## Short task
Copy each line below that contains "screenshot".

——

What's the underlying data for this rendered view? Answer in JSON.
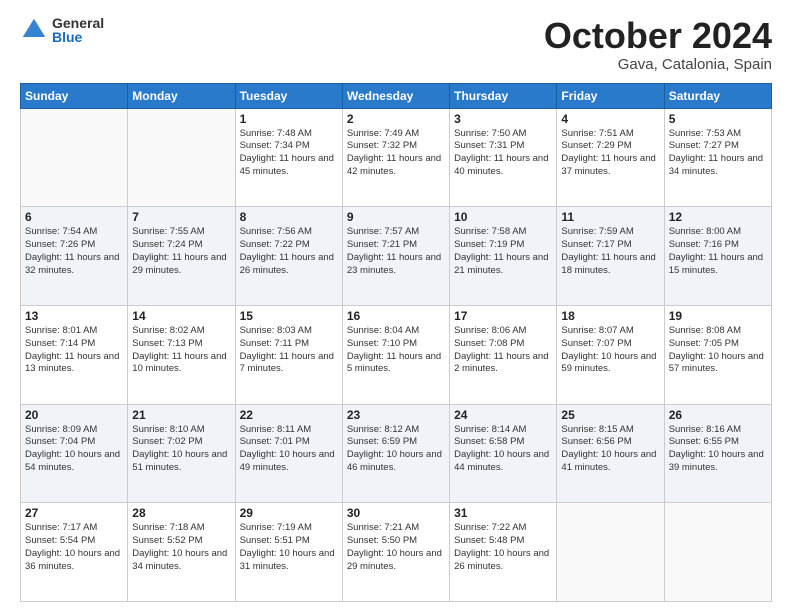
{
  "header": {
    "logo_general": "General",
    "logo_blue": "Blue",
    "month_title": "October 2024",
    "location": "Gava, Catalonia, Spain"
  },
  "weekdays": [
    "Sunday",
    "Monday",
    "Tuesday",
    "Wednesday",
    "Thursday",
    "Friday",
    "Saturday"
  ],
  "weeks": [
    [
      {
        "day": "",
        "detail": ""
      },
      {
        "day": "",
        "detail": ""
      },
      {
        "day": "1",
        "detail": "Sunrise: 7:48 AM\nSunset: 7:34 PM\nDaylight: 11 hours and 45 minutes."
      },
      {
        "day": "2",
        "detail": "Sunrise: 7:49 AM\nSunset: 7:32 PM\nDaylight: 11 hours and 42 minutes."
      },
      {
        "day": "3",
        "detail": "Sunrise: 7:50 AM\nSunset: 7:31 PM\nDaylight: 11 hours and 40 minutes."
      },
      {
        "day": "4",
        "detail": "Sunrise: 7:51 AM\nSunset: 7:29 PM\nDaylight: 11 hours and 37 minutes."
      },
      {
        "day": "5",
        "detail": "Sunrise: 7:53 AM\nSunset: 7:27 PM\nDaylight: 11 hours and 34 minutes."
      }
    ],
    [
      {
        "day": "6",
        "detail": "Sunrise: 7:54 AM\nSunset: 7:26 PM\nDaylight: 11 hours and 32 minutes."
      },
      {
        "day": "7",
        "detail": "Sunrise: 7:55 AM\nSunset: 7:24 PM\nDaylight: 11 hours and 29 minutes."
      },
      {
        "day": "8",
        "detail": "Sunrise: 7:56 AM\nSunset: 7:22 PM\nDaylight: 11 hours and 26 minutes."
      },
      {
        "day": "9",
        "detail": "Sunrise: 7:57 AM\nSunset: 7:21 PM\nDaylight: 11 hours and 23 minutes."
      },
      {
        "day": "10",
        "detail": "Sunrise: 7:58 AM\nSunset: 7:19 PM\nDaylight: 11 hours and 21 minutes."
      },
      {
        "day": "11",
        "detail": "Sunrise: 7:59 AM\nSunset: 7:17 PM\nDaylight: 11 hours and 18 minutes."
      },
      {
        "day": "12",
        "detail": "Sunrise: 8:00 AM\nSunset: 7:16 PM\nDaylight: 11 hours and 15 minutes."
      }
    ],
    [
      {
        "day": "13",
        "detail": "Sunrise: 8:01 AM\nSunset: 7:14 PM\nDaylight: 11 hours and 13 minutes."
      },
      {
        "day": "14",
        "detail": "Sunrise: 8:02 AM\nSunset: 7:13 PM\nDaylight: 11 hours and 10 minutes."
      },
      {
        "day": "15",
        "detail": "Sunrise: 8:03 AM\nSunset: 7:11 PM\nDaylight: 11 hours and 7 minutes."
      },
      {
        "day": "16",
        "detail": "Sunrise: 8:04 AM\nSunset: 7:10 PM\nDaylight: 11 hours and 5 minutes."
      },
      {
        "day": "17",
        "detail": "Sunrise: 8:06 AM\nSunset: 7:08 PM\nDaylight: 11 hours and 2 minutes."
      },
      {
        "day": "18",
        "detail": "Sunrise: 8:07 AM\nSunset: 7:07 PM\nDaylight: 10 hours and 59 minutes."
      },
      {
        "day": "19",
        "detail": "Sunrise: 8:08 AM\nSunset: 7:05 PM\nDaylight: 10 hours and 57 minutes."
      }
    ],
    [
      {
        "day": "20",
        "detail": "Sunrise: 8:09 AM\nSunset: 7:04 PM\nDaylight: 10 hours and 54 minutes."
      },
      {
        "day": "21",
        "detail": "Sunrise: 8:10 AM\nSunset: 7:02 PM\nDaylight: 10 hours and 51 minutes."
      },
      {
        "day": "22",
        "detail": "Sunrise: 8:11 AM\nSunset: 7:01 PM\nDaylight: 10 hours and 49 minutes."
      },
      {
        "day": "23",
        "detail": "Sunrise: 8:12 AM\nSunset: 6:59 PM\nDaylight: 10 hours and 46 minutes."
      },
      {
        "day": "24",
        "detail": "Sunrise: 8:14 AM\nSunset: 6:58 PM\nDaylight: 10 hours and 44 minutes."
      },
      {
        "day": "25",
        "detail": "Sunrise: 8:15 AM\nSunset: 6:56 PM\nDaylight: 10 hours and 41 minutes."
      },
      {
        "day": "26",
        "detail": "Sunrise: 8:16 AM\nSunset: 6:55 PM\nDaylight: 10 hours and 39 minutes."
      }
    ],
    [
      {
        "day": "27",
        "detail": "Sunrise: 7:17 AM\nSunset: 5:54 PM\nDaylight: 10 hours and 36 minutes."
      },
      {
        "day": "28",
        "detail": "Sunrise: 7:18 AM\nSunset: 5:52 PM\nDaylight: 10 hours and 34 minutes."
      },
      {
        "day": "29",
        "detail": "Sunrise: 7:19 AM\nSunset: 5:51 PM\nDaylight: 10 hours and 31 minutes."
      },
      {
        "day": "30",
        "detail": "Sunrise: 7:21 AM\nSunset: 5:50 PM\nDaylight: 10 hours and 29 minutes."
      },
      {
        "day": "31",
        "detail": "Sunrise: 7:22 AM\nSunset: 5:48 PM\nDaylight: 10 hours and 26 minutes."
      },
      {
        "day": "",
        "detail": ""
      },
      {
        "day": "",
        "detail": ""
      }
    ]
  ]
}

——

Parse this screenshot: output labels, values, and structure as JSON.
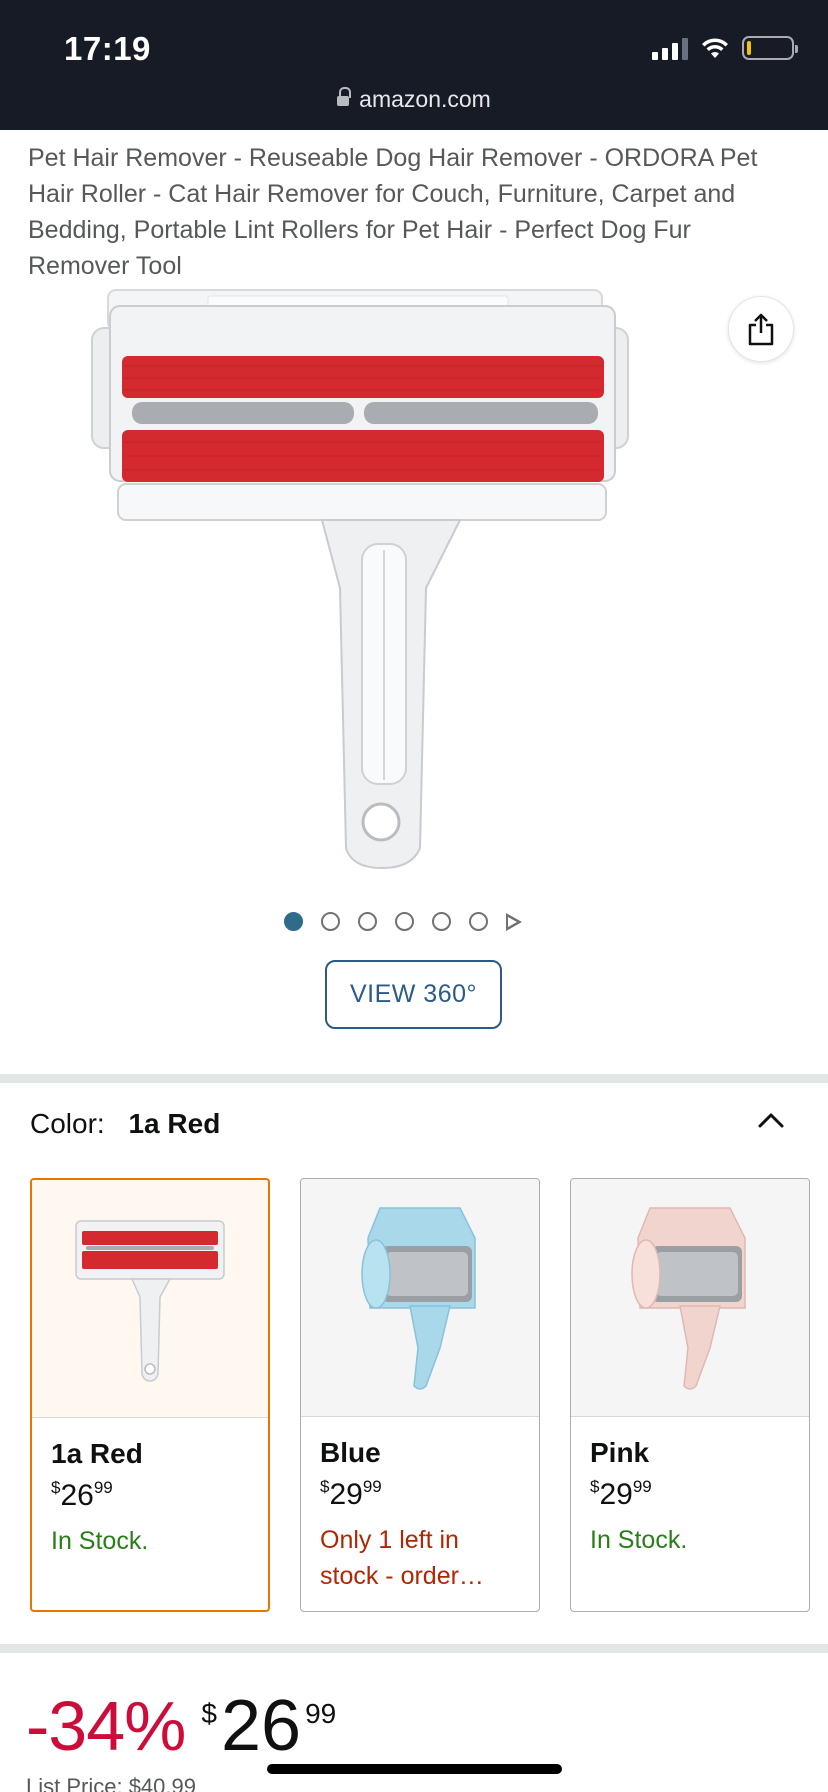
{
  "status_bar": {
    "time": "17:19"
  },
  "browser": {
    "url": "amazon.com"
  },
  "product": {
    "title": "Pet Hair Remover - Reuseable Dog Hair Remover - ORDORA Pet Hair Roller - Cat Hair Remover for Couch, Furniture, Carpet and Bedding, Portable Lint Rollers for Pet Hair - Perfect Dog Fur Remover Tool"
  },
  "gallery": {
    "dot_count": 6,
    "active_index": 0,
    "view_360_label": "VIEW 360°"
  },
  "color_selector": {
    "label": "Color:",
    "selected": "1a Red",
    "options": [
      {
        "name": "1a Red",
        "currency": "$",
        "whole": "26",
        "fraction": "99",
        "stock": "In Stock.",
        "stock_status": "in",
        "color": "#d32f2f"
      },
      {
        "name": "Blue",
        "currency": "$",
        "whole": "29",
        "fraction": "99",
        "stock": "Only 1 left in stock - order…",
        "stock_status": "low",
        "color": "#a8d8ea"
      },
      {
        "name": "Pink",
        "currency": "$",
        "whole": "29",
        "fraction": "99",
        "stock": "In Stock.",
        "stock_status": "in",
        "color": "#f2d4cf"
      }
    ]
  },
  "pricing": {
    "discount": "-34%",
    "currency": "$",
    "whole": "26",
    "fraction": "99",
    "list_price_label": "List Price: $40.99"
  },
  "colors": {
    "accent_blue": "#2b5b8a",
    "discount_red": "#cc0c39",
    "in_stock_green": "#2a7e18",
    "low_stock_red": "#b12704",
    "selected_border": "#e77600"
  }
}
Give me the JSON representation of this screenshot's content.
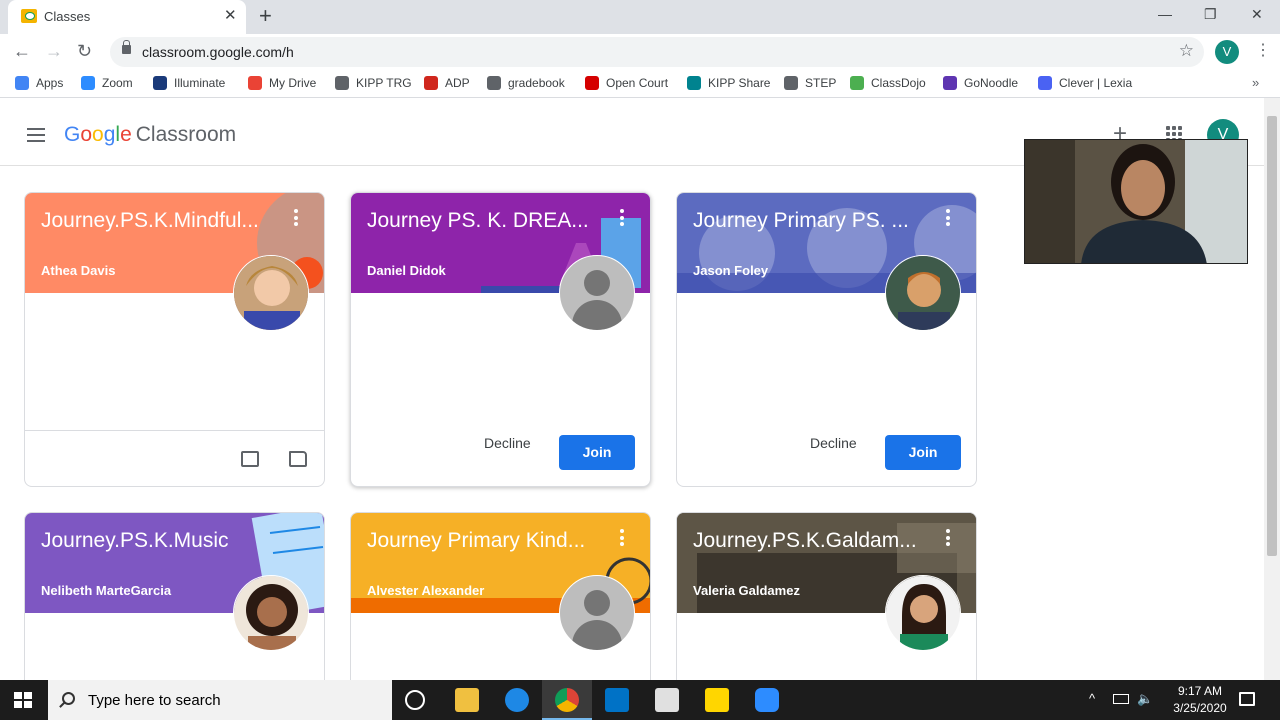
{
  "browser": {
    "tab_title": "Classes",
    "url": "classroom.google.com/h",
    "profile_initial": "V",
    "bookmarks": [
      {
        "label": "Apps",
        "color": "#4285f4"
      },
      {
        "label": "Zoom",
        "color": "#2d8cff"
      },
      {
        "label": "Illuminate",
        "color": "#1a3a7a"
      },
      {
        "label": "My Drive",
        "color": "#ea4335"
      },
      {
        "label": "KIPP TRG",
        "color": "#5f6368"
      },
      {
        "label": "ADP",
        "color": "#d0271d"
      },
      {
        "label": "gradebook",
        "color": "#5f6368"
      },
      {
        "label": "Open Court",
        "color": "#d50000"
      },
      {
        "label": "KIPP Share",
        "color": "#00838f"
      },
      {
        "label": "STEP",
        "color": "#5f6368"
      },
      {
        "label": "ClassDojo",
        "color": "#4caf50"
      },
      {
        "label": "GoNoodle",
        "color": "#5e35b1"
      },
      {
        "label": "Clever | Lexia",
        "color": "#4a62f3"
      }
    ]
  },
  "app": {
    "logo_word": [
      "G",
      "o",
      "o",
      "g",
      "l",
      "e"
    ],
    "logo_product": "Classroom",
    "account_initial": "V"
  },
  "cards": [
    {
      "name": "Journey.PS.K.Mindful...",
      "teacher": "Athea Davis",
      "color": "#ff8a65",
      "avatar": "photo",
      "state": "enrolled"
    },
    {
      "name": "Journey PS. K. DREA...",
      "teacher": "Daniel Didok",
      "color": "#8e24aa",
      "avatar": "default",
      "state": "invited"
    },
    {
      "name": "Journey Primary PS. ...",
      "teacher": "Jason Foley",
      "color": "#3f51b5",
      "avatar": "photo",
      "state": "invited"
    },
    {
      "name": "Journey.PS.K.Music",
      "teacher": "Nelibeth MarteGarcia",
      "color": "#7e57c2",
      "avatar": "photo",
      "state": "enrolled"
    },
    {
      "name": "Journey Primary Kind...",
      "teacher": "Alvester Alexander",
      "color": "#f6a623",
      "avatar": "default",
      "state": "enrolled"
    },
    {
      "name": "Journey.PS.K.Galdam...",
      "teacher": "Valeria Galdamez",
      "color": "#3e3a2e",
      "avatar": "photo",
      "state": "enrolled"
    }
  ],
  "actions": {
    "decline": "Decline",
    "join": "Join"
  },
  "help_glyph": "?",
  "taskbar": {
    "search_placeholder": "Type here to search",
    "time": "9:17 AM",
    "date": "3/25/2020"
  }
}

——

## Response to this exercise
Parse this screenshot: output labels, values, and structure as JSON.
Give me the JSON representation of this screenshot's content.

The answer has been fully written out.